INSTRUCTIONS FOR THE TASK
Pictures are not part of the answer. Return the lines from the one containing "Serialize everything readable" through the end of the data, both included, exactly as they appear.

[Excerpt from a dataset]
——————————

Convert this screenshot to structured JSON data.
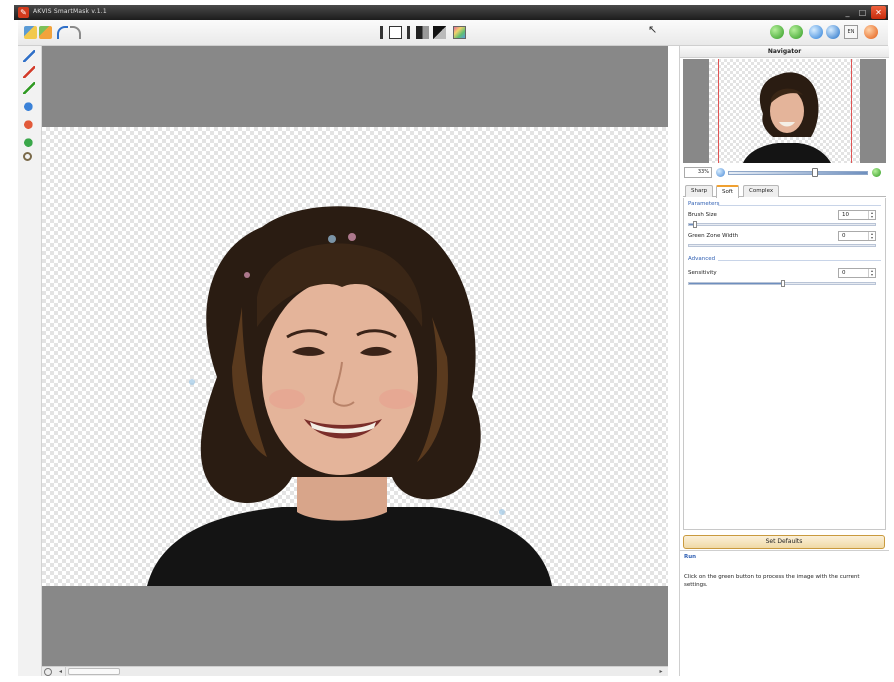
{
  "window": {
    "title": "AKVIS SmartMask v.1.1",
    "min_glyph": "_",
    "max_glyph": "□",
    "close_glyph": "✕"
  },
  "toolbar": {
    "language": "EN"
  },
  "navigator": {
    "title": "Navigator",
    "zoom_value": "33%"
  },
  "tabs": [
    {
      "label": "Sharp"
    },
    {
      "label": "Soft"
    },
    {
      "label": "Complex"
    }
  ],
  "parameters": {
    "section_label": "Parameters",
    "brush_size": {
      "label": "Brush Size",
      "value": "10"
    },
    "green_zone_width": {
      "label": "Green Zone Width",
      "value": "0"
    }
  },
  "advanced": {
    "section_label": "Advanced",
    "sensitivity": {
      "label": "Sensitivity",
      "value": "0"
    }
  },
  "defaults_button": "Set Defaults",
  "help": {
    "title": "Run",
    "text": "Click on the green button to process the image with the current settings."
  },
  "colors": {
    "title_bar": "#2a2a2a",
    "accent_blue": "#2f5fb3",
    "run_green": "#2f9a22",
    "canvas_gray": "#888888"
  },
  "icons": {
    "toolbar_left": [
      "open-icon",
      "save-icon",
      "undo-icon",
      "redo-icon"
    ],
    "view_modes": [
      "view-before-icon",
      "view-split-icon",
      "view-after-icon",
      "view-mask-icon",
      "view-bw-icon",
      "view-color-icon"
    ],
    "toolbar_right": [
      "back-icon",
      "run-icon",
      "info-icon",
      "globe-icon",
      "language-icon",
      "exit-icon"
    ],
    "tools": [
      "keep-pencil-icon",
      "remove-pencil-icon",
      "magic-pencil-icon",
      "blue-fill-icon",
      "red-fill-icon",
      "green-fill-icon",
      "zoom-icon"
    ]
  }
}
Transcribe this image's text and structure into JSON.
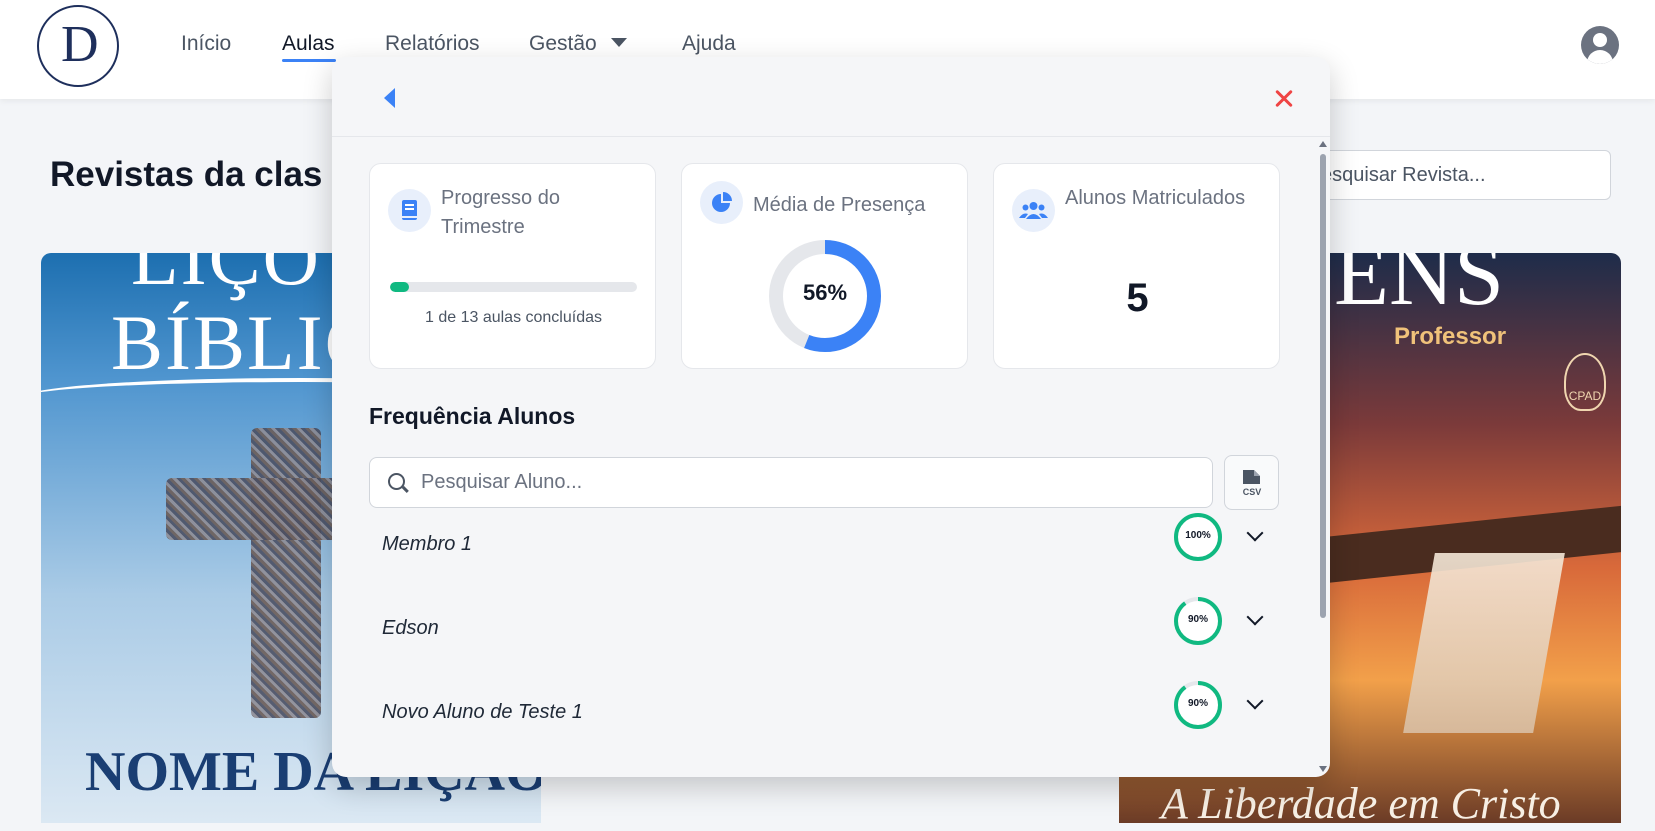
{
  "nav": {
    "items": [
      "Início",
      "Aulas",
      "Relatórios",
      "Gestão",
      "Ajuda"
    ],
    "active": "Aulas"
  },
  "page": {
    "title": "Revistas da clas",
    "search_placeholder": "esquisar Revista..."
  },
  "covers": {
    "left": {
      "line1": "LIÇÕ",
      "line2": "BÍBLIC",
      "lesson_name": "NOME DA LIÇÃO"
    },
    "right": {
      "title": "VENS",
      "subtitle": "Professor",
      "publisher": "CPAD",
      "tagline": "A Liberdade em Cristo"
    }
  },
  "modal": {
    "cards": {
      "progress": {
        "label": "Progresso do Trimestre",
        "completed": 1,
        "total": 13,
        "text": "1 de 13 aulas concluídas"
      },
      "attendance": {
        "label": "Média de Presença",
        "value": 56,
        "value_text": "56%"
      },
      "enrolled": {
        "label": "Alunos Matriculados",
        "value": "5"
      }
    },
    "section_title": "Frequência Alunos",
    "student_search_placeholder": "Pesquisar Aluno...",
    "csv_label": "CSV",
    "students": [
      {
        "name": "Membro 1",
        "pct": 100,
        "pct_text": "100%"
      },
      {
        "name": "Edson",
        "pct": 90,
        "pct_text": "90%"
      },
      {
        "name": "Novo Aluno de Teste 1",
        "pct": 90,
        "pct_text": "90%"
      }
    ]
  },
  "colors": {
    "accent": "#3b82f6",
    "success": "#10b981",
    "danger": "#ef4444",
    "track": "#e5e7eb"
  },
  "icons": {
    "back": "caret-left-icon",
    "close": "close-icon",
    "progress": "book-icon",
    "attendance": "pie-chart-icon",
    "enrolled": "users-icon",
    "search": "search-icon",
    "csv": "csv-file-icon",
    "expand": "chevron-down-icon",
    "user": "user-circle-icon"
  }
}
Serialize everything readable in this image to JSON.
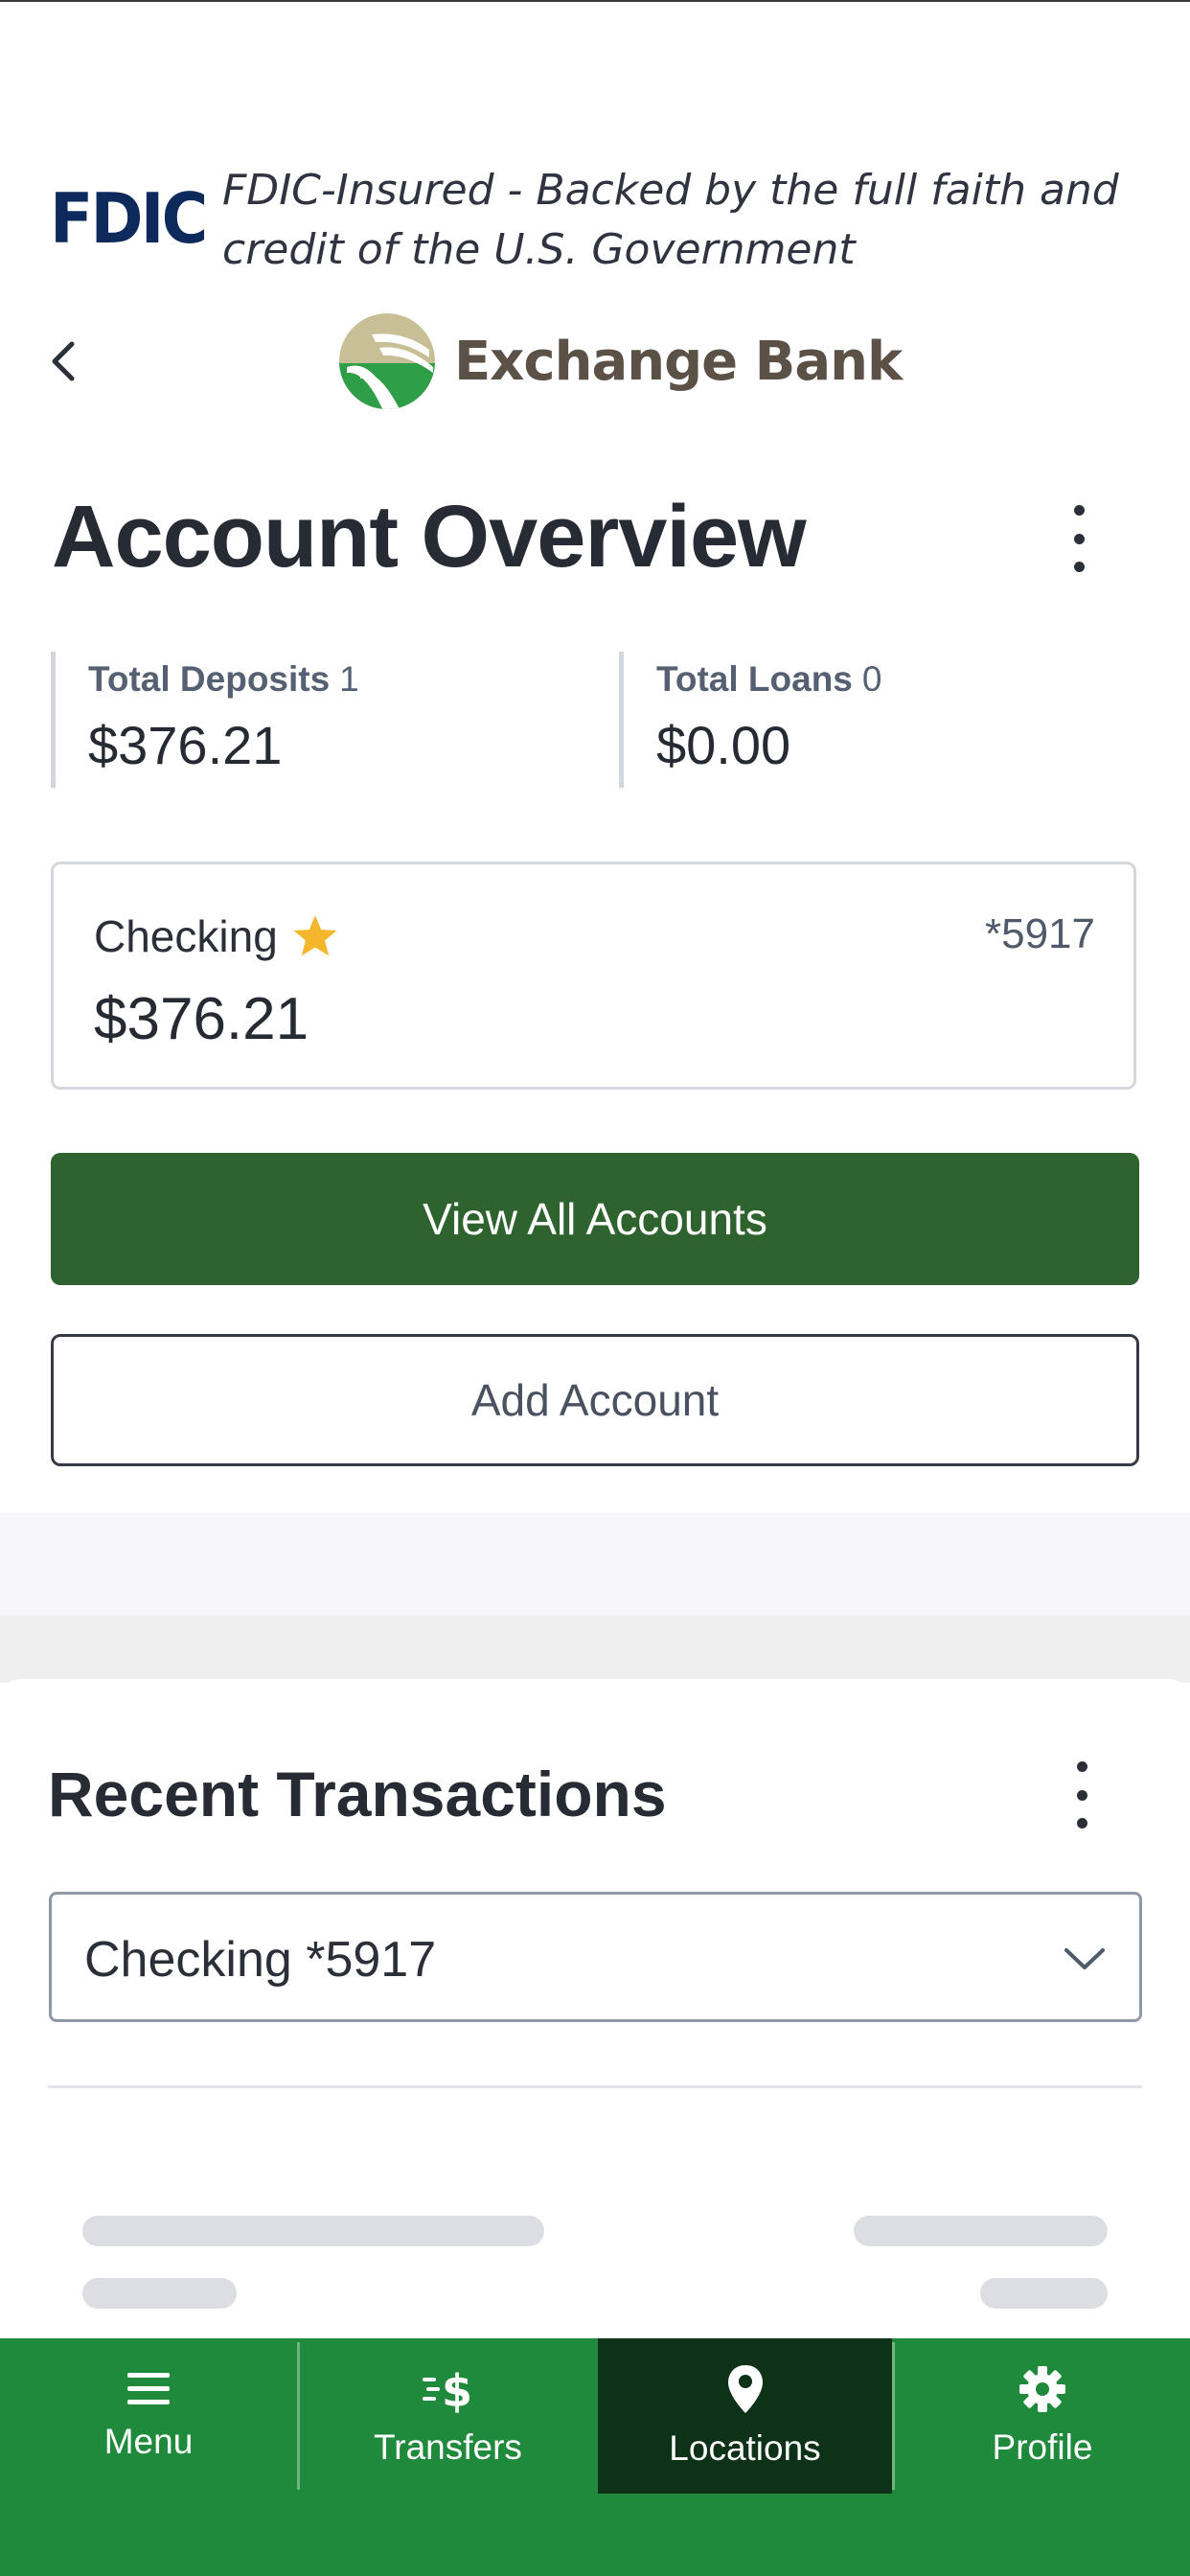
{
  "fdic": {
    "logo": "FDIC",
    "text": "FDIC-Insured - Backed by the full faith and credit of the U.S. Government"
  },
  "header": {
    "brand_name": "Exchange Bank"
  },
  "overview": {
    "title": "Account Overview",
    "total_deposits_label": "Total Deposits",
    "total_deposits_count": "1",
    "total_deposits_value": "$376.21",
    "total_loans_label": "Total Loans",
    "total_loans_count": "0",
    "total_loans_value": "$0.00"
  },
  "account": {
    "name": "Checking",
    "number": "*5917",
    "balance": "$376.21",
    "favorite_color": "#f4b72c"
  },
  "buttons": {
    "view_all": "View All Accounts",
    "add_account": "Add Account"
  },
  "transactions": {
    "title": "Recent Transactions",
    "selected_account": "Checking *5917"
  },
  "nav": {
    "items": [
      {
        "label": "Menu",
        "icon": "menu-icon"
      },
      {
        "label": "Transfers",
        "icon": "transfers-icon"
      },
      {
        "label": "Locations",
        "icon": "location-pin-icon",
        "active": true
      },
      {
        "label": "Profile",
        "icon": "gear-icon"
      }
    ]
  },
  "colors": {
    "primary_green": "#2e6330",
    "nav_green": "#1f8a3c",
    "nav_active": "#0e3217",
    "fdic_navy": "#0e2a5c"
  }
}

——————————

SOLUTION TO THIS TASK
Serialize everything readable in this image to JSON.
{
  "fdic": {
    "logo": "FDIC",
    "text": "FDIC-Insured - Backed by the full faith and credit of the U.S. Government"
  },
  "header": {
    "brand_name": "Exchange Bank"
  },
  "overview": {
    "title": "Account Overview",
    "total_deposits_label": "Total Deposits",
    "total_deposits_count": "1",
    "total_deposits_value": "$376.21",
    "total_loans_label": "Total Loans",
    "total_loans_count": "0",
    "total_loans_value": "$0.00"
  },
  "account": {
    "name": "Checking",
    "number": "*5917",
    "balance": "$376.21",
    "favorite_color": "#f4b72c"
  },
  "buttons": {
    "view_all": "View All Accounts",
    "add_account": "Add Account"
  },
  "transactions": {
    "title": "Recent Transactions",
    "selected_account": "Checking *5917"
  },
  "nav": {
    "items": [
      {
        "label": "Menu",
        "icon": "menu-icon"
      },
      {
        "label": "Transfers",
        "icon": "transfers-icon"
      },
      {
        "label": "Locations",
        "icon": "location-pin-icon",
        "active": true
      },
      {
        "label": "Profile",
        "icon": "gear-icon"
      }
    ]
  },
  "colors": {
    "primary_green": "#2e6330",
    "nav_green": "#1f8a3c",
    "nav_active": "#0e3217",
    "fdic_navy": "#0e2a5c"
  }
}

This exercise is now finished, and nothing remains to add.